Re: Windowing in a batch pipeline

2017-11-08 Thread Robert Bradshaw
On Wed, Nov 8, 2017 at 5:33 PM, Jacob Marble  wrote:
> Good evening. I'm trying to nail down windowing. The concept is clear, just
> struggling with writing a working pipeline. Tonight the goal is group events
> by key and window, in a batch pipeline. All data is "late" because it's a
> batch pipeline, and I expect nothing to be dropped or processed in a "late"
> context.

Traditionally, in a batch pipeline we consider no data to be late, as
we have perfect knowledge of the watermark.

> Read section 7 and 8 of the Beam Programming Guide roughly twice.
> Sifted through the examples, WindowedWordCount is close, but it doesn't use
> triggering, which is where (2b) is probably off track.
>
> 1)
> PCollection is created through a series of transforms, including a
> Join.leftOuterJoin(). Apply a timestamp with something simple:
>
> collection.apply("add window timestamp",
>  ParDo.of(new DoFn() {
>   @ProcessElement
>   public void map(ProcessContext context) {
>Foo element = context.element();
>Instant timestamp = new Instant(element.getActivityUnixSeconds() * 1000);
>context.outputWithTimestamp(element, timestamp);
>   }
>  }));
>
> This fails with "java.lang.IllegalArgumentException: Cannot output with
> timestamp 2017-04-01T00:00:00.000Z. Output timestamps must be no earlier
> than the timestamp of the current input (294247-01-09T04:00:54.775Z) minus
> the allowed skew (0 milliseconds). See the DoFn#getAllowedTimestampSkew()
> Javadoc for details on changing the allowed skew."

# [DATA SECTION]
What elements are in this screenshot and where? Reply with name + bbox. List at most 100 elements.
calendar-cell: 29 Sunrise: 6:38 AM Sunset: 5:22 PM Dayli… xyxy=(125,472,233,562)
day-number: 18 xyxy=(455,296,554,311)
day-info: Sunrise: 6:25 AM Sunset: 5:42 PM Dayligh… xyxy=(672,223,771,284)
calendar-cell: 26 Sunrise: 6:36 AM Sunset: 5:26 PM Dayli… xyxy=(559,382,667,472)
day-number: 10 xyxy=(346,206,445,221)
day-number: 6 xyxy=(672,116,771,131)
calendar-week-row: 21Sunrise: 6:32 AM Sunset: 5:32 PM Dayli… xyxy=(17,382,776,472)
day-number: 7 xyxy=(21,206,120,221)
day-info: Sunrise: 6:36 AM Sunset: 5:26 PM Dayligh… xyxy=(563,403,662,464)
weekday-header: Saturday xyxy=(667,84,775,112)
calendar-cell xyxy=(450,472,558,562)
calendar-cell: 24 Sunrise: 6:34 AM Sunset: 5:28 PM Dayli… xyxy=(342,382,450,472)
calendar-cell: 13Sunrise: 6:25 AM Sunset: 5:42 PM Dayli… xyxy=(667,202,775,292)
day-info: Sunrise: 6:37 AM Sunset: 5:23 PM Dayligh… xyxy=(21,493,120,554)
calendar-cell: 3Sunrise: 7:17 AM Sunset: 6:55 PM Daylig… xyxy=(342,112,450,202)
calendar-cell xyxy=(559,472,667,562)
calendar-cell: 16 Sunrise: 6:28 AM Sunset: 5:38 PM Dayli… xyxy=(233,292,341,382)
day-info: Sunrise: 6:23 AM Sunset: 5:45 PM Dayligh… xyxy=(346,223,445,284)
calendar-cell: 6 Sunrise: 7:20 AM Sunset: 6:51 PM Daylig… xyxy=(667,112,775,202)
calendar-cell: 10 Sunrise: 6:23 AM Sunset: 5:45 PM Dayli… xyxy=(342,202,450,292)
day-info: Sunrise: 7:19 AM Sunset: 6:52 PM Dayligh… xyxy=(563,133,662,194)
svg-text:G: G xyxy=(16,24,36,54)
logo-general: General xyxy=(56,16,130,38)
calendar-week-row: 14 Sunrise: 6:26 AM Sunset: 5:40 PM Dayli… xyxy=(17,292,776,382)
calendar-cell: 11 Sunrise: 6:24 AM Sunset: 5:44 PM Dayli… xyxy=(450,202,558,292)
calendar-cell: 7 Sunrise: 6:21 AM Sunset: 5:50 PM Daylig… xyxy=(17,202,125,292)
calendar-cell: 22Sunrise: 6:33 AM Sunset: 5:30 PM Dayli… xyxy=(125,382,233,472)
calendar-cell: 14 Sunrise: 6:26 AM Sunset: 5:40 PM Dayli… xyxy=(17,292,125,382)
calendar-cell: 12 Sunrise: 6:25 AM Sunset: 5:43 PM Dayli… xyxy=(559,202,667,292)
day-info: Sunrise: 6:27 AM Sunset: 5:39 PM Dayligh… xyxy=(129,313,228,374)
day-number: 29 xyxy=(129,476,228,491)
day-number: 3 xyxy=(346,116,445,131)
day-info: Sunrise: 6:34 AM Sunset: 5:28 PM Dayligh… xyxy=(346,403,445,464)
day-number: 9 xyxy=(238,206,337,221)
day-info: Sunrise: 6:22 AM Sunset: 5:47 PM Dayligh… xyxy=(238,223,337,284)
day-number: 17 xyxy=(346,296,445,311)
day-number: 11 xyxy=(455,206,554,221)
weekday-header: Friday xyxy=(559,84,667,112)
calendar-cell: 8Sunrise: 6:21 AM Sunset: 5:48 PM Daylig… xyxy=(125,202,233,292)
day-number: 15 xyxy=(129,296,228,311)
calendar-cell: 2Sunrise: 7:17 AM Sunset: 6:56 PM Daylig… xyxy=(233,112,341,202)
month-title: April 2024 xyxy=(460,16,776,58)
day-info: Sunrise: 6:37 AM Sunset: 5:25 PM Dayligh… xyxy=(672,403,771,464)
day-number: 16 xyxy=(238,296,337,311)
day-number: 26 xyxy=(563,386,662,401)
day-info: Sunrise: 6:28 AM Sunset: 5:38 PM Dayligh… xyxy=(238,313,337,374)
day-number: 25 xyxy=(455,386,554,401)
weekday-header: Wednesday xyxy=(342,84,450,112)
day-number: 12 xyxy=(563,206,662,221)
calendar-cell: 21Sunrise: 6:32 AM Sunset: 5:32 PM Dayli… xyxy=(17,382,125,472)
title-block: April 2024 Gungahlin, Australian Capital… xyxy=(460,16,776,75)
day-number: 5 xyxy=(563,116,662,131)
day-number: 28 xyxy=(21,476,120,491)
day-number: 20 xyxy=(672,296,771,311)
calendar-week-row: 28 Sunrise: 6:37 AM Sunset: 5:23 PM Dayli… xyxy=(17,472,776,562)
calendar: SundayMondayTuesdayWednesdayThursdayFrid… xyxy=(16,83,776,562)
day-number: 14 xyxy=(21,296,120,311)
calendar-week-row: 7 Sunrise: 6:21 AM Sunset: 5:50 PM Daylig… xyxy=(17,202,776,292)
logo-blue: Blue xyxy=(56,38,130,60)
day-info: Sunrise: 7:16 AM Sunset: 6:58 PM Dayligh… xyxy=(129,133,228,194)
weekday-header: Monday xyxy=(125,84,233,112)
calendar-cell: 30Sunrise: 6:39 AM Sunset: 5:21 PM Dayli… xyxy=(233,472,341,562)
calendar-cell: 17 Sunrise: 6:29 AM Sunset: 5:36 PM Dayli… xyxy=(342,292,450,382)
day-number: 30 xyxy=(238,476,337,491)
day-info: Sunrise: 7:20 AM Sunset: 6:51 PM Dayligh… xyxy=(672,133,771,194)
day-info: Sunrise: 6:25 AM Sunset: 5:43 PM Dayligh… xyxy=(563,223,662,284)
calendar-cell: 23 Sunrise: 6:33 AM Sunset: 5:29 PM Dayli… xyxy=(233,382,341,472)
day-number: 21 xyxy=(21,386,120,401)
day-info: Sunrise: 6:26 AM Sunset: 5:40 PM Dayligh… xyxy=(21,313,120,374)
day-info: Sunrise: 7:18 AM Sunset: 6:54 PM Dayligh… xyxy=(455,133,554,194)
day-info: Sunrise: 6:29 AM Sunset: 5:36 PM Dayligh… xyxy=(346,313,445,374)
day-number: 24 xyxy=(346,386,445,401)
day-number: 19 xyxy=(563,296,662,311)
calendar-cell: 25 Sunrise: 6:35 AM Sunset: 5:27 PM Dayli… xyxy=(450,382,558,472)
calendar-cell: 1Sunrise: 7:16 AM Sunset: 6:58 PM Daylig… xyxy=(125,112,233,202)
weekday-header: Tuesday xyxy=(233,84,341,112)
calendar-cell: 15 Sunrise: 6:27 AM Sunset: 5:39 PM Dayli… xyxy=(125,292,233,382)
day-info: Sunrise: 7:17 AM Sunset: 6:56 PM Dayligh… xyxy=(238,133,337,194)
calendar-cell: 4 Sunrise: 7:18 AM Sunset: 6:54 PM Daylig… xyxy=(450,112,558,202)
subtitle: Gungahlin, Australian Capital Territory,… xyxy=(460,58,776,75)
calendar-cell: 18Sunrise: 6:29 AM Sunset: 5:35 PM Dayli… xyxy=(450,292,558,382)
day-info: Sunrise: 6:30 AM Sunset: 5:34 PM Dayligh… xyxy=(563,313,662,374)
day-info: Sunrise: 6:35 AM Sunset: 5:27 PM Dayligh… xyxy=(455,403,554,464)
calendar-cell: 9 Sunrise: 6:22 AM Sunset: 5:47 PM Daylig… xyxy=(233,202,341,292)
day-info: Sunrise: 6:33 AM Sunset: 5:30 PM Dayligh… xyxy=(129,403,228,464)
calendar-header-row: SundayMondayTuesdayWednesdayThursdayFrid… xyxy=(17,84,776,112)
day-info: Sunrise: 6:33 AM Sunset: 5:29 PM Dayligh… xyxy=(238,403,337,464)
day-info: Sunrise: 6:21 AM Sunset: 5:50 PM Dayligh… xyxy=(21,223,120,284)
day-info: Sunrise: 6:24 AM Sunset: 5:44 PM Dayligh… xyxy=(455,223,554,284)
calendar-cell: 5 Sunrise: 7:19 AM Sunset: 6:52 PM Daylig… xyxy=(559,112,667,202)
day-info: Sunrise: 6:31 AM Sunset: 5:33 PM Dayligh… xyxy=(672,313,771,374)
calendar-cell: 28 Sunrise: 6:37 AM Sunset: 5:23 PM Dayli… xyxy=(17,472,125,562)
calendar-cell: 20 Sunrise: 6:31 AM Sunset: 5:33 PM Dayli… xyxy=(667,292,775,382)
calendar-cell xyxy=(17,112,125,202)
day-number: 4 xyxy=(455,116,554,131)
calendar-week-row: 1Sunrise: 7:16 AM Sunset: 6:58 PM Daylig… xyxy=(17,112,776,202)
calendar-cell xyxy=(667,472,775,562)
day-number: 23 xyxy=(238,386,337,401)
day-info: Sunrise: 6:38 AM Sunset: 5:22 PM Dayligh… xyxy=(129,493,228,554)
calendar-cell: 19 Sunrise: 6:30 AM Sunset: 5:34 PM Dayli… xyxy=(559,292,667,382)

# [WORK INSTRUCTIONS]
1 – Recast the quoted paragraph in the windowing thread that begins "Good evening. I'm trying to nail down windowing" as a short bulleted list, keeping its main facts.
2 – Write the next part of the Beam windowing thread, picking up right after its last line.
The material stands apart from the thread and plays no part in the tasks.

# [EXPECTED RESULTS]
1 –
- The concept of windowing is clear, but writing a working pipeline is proving difficult.
- Tonight's goal is to group events by key and window in a batch pipeline.
- Because it is a batch pipeline, all data is "late."
- Nothing is expected to be dropped or processed in a "late" context.

2 –
>
> Is this expected? I don't care about skew, just want to set the timestamp
> per element.
>
> I worked around this by applying the timestamp earlier in the pipeline,
> right after a TextIO.read(). Why does that fix the problem?

I would suspect that very-far-in-the-future timestamp is the end of
the global window, set as the timestamp as the result of a
group-by-key.

You can set your timestamps earlier, as you have done, but in this
case they will get reset after passing through any GBK. It's possible
you could get what you want by setting TimestampCombiner to EARLIEST
(see 
https://github.com/apache/beam/blob/v2.1.1/sdks/java/core/src/main/java/org/apache/beam/sdk/transforms/windowing/TimestampCombiner.java#L47)
but probably the right solution is to set the allowed timestamp skew
to infinity (or Long.MAX_VALUE or similar).

Generally this skew is needed in streaming to hold the watermark back
the right amount... Definitely not intuitive in your case; we should
think if there's something better we could do here.

> 2a)
> After applying the timestamp, let's window!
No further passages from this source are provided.